** Begin SUPPLIED INFORMATION **

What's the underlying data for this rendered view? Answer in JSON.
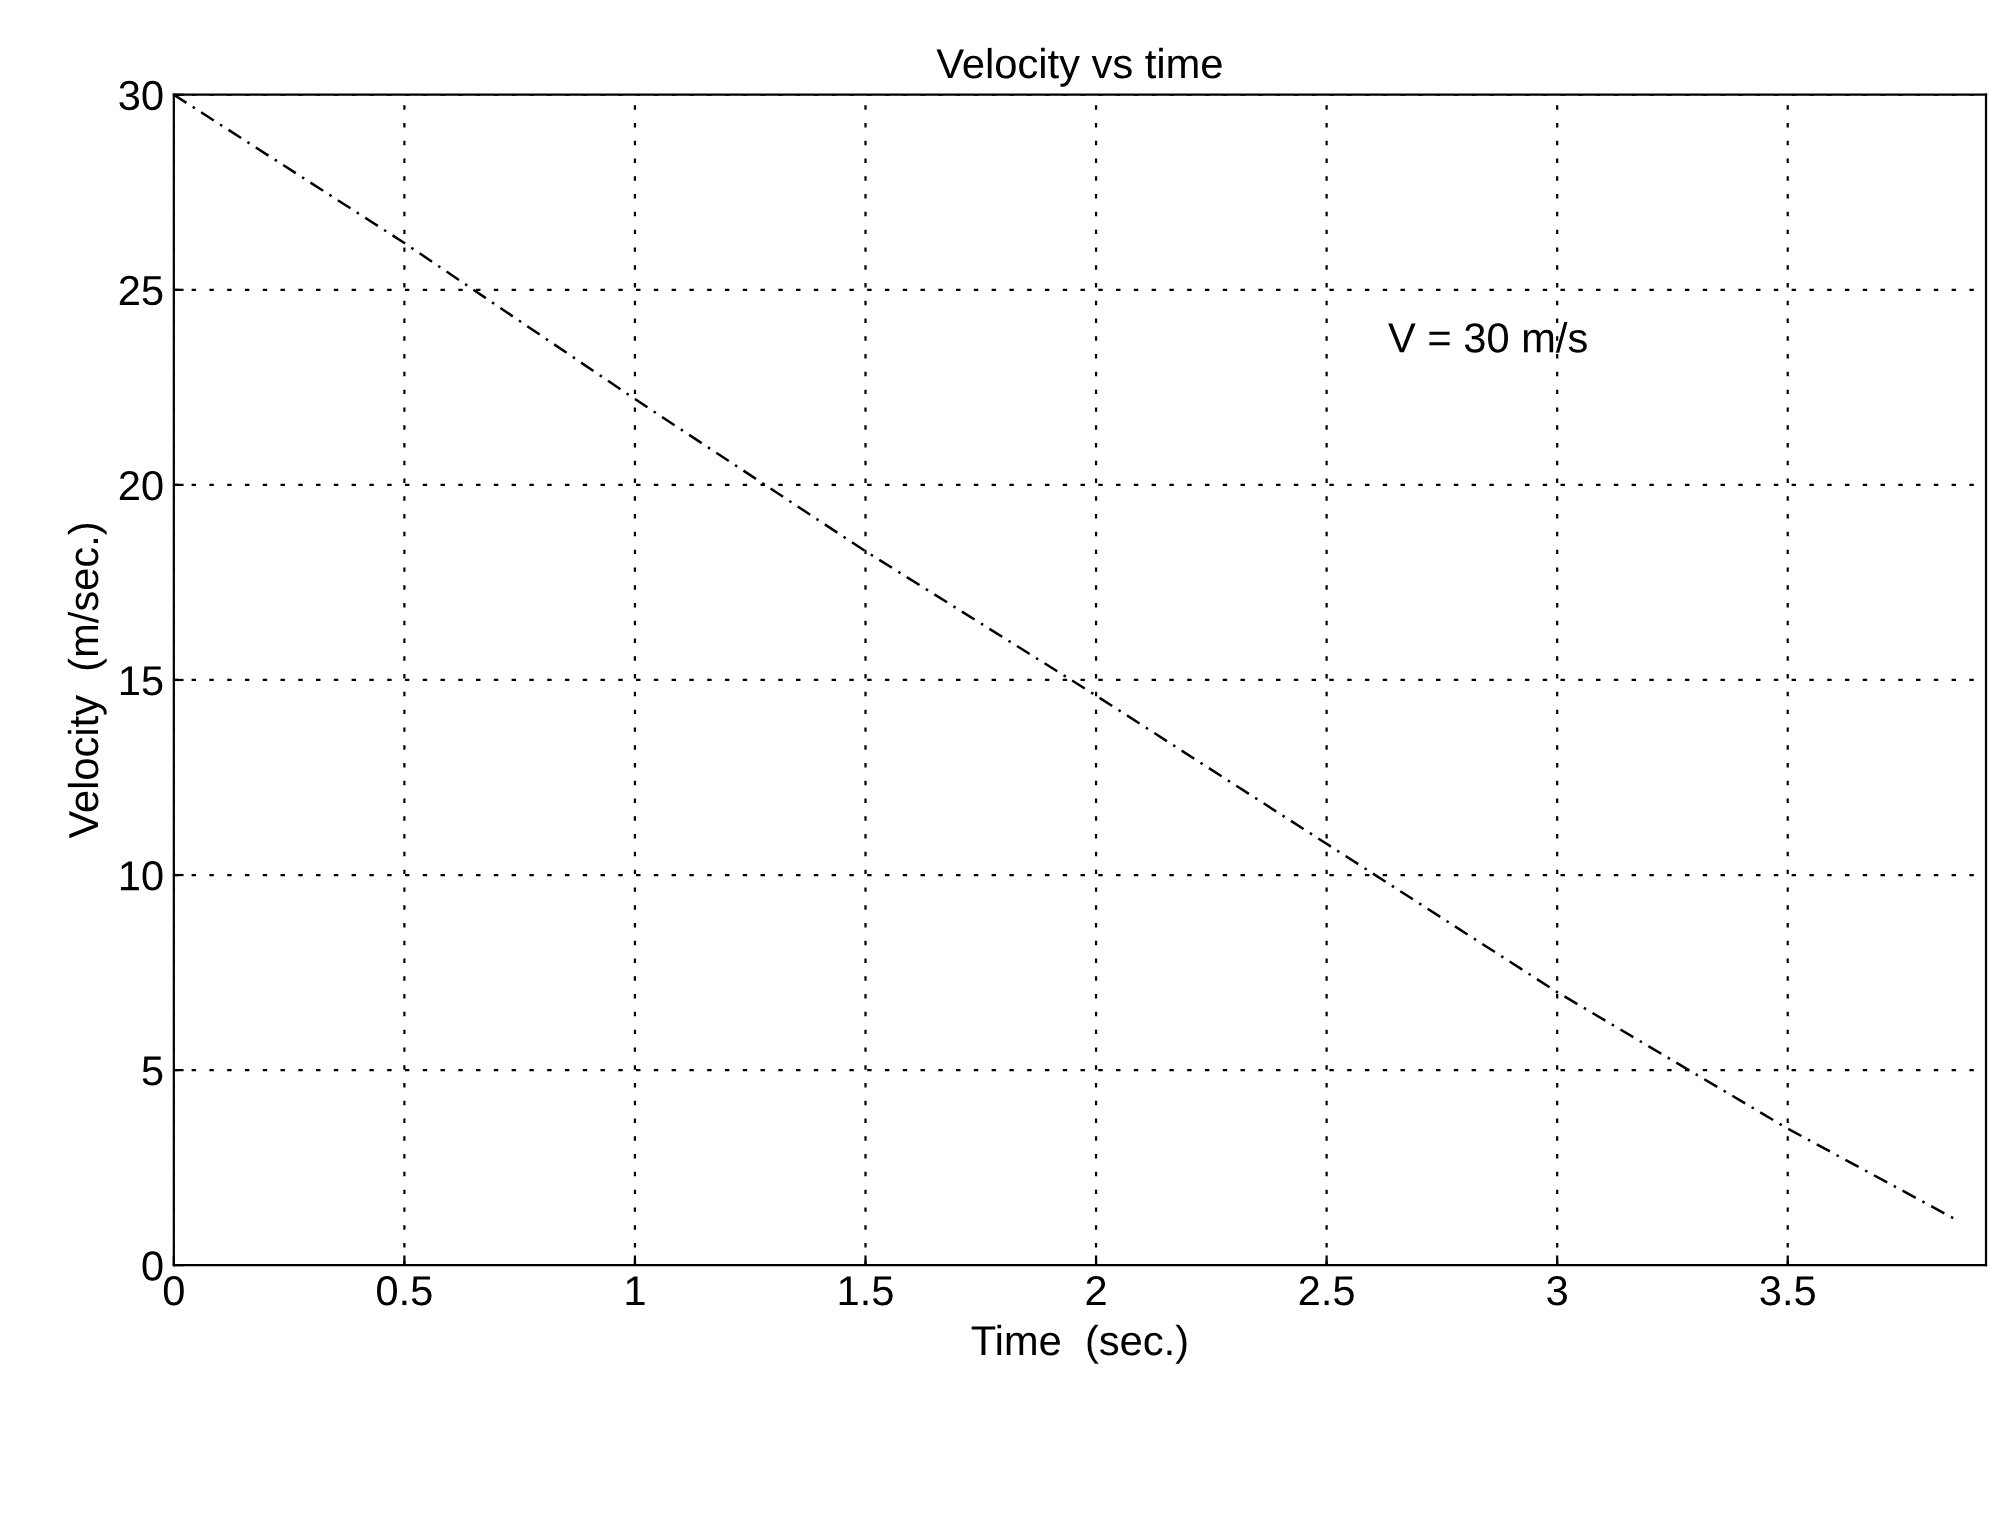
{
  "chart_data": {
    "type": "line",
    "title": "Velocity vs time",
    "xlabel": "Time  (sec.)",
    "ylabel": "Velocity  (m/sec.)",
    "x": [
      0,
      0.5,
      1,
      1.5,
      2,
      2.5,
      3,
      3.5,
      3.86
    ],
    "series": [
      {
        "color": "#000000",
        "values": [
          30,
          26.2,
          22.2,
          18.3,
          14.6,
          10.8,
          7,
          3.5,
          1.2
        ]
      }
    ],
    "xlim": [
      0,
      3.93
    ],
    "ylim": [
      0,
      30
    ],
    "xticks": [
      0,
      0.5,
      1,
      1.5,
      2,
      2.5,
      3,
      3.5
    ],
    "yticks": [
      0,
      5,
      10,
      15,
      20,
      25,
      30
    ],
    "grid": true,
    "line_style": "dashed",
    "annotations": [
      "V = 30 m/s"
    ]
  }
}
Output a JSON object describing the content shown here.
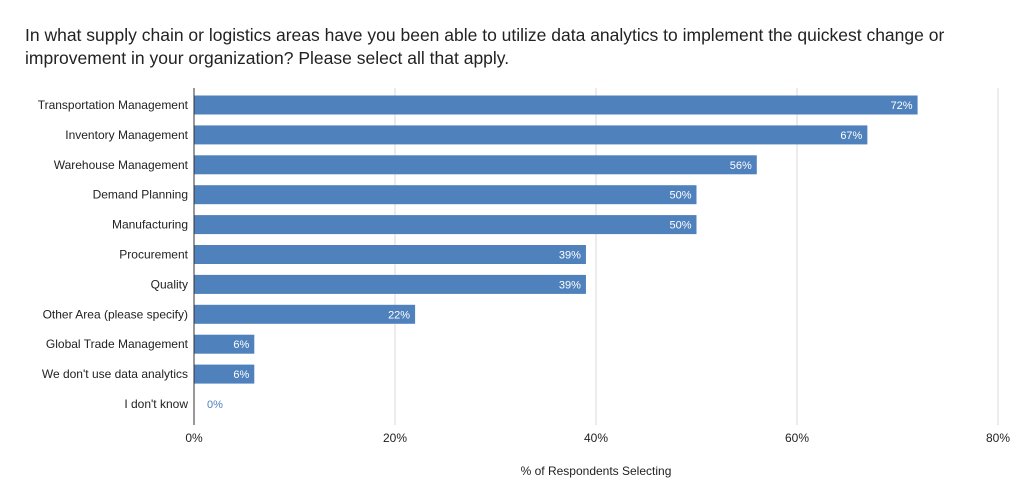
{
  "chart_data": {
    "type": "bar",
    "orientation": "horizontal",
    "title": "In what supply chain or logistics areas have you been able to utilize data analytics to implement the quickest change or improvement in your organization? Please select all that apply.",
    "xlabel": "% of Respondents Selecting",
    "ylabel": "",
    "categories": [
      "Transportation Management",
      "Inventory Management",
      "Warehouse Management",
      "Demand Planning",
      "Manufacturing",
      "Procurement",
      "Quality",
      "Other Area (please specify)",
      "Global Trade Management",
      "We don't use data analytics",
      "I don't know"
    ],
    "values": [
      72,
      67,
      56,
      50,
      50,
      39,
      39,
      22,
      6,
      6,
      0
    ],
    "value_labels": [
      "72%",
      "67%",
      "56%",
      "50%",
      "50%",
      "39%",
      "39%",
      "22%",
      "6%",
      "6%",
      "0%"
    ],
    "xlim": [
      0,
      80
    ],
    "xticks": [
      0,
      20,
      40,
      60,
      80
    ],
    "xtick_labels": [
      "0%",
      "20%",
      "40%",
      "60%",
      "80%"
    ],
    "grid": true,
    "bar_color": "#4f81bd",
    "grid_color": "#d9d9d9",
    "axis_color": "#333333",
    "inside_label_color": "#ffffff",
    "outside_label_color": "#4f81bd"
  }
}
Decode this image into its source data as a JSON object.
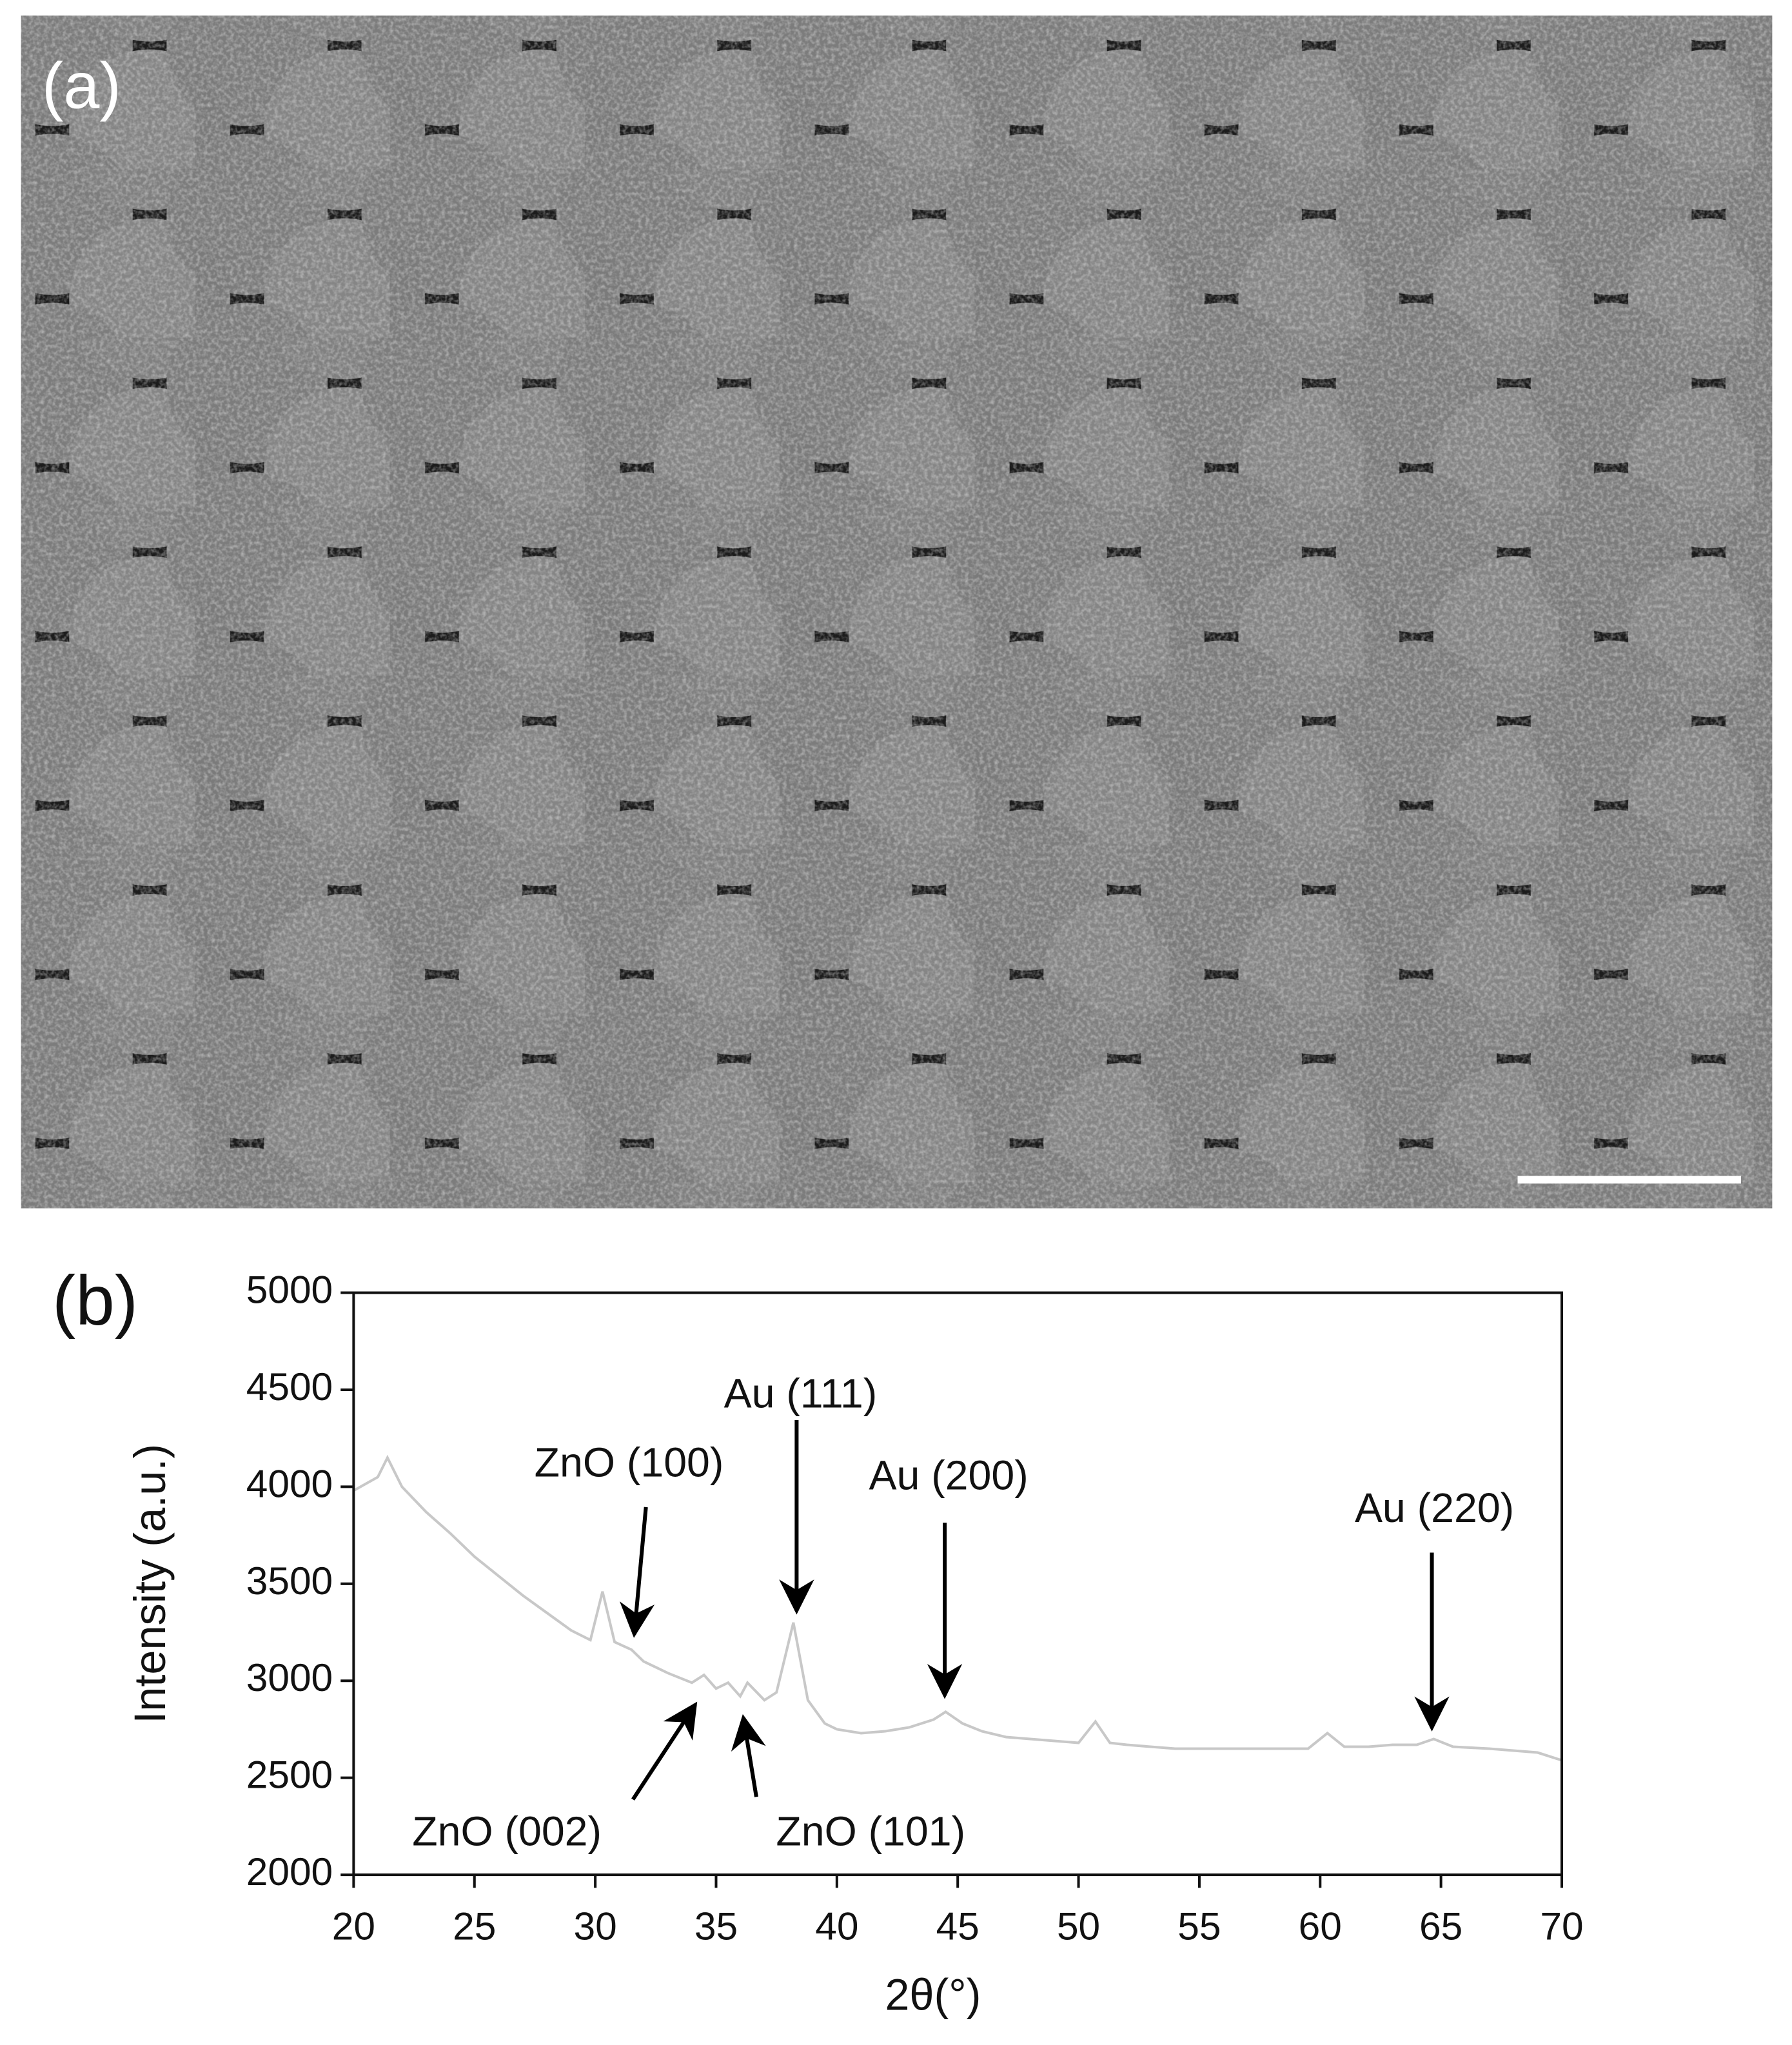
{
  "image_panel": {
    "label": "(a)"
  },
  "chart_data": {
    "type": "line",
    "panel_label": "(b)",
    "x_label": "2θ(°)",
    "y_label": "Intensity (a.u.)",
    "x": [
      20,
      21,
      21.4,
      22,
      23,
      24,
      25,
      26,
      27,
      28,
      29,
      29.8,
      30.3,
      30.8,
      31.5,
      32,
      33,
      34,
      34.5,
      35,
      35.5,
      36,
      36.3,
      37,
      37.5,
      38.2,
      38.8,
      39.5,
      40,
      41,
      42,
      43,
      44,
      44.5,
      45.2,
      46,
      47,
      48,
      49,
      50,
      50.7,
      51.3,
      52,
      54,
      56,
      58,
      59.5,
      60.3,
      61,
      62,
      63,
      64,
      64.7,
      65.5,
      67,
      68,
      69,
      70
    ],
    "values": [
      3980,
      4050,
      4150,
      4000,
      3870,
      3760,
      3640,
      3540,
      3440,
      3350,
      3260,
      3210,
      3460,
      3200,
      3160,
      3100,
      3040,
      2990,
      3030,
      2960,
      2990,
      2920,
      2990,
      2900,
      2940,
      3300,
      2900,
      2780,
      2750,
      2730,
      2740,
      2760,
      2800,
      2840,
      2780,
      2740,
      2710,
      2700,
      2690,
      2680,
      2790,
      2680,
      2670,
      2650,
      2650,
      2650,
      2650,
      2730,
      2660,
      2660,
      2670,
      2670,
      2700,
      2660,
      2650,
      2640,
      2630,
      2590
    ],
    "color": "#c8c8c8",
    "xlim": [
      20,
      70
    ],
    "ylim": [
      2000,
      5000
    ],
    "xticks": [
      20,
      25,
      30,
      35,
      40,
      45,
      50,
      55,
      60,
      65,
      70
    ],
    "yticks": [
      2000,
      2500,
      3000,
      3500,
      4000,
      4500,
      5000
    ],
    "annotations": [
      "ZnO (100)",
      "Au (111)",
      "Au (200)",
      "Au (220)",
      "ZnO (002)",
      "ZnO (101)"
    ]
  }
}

** End SUPPLIED INFORMATION **

**SET TASK:** From the data above, copy out every line with the string "title" in it.

**SOLUTION TO THE EXERCISE:**
    "title": "Velocity vs time",
    "title": "In what supply chain or logistics areas have you been able to utilize data analytics to implement the quickest change or improvement in your organization? Please select all that apply.",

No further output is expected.